◆ **ОТРЫВОК**:
◆ ◆ ◆ ◆

Григорий КРУЖКОВ

ПЕРЕВОД И ЭРОС*

    Ностальгия обелисков:
    Литературные мечтания.
    М.: Новое литературное обозрение, 2001.
    Художник Евгений Поликашин.
    ISBN 5-86793-135-8
    С.662-670.



        Долгое время культура Запада была излучающей, передающей, а культура России (и шире, Восточной Европы) – воспринимающей. Несмотря на отдельные примеры обратного воздействия (Достоевский, Толстой, Чехов), Россия, в целом, оставалась провинцией Европы; отбросим гонор и увидим, какое из этой причины проистекает замечательное следствие для русской культуры. У ней обострились все чувства восприятия, необыкновенно развилась способность впитывать, усваивать новое. Отсюда и вес российской переводческой школы. На протяжении, по крайней мере, двух с половиной веков накапливая опыт перевода – сперва с немецкого (при Петре и Елизавете), потом с французского и наконец с английского, – она свои наивысшие достижения дала уже в советское время, ставшее парадоксальным образом эпохой расцвета переводческого мастерства в России.

◆ ◆ ◆ ◆

(Исходные записи)
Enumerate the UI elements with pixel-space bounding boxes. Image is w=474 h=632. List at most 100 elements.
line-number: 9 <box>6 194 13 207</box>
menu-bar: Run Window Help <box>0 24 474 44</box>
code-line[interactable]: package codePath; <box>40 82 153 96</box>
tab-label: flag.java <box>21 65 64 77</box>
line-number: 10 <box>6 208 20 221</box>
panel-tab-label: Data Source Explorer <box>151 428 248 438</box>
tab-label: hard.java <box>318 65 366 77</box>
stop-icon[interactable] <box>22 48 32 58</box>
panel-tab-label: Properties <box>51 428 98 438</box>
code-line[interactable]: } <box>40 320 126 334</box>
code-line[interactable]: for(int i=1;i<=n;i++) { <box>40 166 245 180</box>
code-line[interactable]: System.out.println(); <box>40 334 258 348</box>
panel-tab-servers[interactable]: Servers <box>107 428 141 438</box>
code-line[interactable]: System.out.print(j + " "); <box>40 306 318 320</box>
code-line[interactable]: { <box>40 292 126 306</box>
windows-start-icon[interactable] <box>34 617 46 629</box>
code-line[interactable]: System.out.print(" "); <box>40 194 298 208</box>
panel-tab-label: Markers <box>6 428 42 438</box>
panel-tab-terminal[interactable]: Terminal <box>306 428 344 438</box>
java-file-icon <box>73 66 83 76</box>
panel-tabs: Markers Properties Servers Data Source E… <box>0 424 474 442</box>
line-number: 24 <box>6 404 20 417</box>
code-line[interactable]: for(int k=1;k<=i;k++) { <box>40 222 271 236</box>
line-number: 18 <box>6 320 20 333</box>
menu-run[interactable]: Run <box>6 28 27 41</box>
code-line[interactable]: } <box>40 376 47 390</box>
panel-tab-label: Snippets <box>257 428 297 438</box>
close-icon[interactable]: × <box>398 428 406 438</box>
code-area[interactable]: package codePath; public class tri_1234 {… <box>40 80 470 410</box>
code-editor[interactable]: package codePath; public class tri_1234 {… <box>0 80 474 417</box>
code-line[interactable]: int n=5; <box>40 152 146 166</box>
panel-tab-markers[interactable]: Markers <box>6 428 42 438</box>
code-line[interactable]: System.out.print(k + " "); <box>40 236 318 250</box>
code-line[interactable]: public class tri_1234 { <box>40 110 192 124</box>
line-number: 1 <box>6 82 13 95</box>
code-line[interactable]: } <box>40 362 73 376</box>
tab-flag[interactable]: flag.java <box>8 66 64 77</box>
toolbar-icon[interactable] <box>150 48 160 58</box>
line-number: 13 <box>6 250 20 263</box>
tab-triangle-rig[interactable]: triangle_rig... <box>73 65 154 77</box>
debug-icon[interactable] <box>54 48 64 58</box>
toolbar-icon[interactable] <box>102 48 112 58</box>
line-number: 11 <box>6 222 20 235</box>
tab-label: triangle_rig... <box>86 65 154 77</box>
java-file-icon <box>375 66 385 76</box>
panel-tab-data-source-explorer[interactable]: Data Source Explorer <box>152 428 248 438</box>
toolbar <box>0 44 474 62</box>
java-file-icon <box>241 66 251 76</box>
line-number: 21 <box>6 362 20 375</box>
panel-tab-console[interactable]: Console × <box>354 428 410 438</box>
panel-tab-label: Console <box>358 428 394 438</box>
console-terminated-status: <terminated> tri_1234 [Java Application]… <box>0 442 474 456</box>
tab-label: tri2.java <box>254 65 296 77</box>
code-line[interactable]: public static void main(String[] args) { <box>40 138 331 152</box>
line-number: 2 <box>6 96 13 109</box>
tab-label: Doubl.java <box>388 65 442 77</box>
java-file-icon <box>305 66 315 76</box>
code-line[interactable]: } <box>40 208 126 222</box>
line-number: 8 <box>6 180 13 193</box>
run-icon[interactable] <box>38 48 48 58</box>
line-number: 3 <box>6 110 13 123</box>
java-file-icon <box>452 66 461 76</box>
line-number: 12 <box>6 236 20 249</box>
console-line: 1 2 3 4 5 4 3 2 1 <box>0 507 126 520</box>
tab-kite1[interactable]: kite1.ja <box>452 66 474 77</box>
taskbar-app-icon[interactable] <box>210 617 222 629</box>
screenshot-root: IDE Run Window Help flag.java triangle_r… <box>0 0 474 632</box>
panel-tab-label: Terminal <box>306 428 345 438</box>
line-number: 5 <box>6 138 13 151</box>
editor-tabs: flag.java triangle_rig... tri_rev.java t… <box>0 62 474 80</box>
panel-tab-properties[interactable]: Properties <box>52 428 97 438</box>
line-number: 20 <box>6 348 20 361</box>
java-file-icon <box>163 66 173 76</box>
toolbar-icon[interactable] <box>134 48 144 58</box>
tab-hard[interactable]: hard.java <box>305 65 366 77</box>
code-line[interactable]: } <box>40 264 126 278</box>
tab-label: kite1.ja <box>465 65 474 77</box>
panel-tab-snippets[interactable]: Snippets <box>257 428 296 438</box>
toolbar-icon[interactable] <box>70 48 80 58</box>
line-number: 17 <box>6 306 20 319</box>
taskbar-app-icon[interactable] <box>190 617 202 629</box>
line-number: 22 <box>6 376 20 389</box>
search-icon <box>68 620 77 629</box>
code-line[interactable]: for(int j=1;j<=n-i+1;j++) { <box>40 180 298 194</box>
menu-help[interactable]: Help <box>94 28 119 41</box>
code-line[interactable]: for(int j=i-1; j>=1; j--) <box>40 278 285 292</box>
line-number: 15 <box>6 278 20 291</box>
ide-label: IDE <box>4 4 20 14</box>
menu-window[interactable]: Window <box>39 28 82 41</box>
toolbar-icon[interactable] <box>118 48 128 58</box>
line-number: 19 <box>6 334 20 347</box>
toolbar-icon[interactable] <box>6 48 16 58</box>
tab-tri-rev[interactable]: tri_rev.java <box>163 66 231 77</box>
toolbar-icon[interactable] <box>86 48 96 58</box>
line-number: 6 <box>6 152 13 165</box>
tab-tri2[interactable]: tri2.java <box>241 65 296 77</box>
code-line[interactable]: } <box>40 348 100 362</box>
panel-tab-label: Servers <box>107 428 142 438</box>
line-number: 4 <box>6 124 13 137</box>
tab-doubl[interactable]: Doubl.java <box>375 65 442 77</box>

◆ ◆ ◆ ◆

◆ **ЗАДАНИЯ**:
1 - Когда, согласно отрывку о переводе, российская переводческая школа дала свои наивысшие достижения?
2 - Продублируйте дословно фрагмент отрывка, который начинается со слов «Художник Евгений Поликашин.» и заканчивается словами «мастерства в России.».

◆ **ОТВЕТЫ**:
1 - В советское время, которое стало эпохой расцвета переводческого мастерства в России.

2 -
Художник Евгений Поликашин.
    ISBN 5-86793-135-8
    С.662-670.



        Долгое время культура Запада была излучающей, передающей, а культура России (и шире, Восточной Европы) – воспринимающей. Несмотря на отдельные примеры обратного воздействия (Достоевский, Толстой, Чехов), Россия, в целом, оставалась провинцией Европы; отбросим гонор и увидим, какое из этой причины проистекает замечательное следствие для русской культуры. У ней обострились все чувства восприятия, необыкновенно развилась способность впитывать, усваивать новое. Отсюда и вес российской переводческой школы. На протяжении, по крайней мере, двух с половиной веков накапливая опыт перевода – сперва с немецкого (при Петре и Елизавете), потом с французского и наконец с английского, – она свои наивысшие достижения дала уже в советское время, ставшее парадоксальным образом эпохой расцвета переводческого мастерства в России.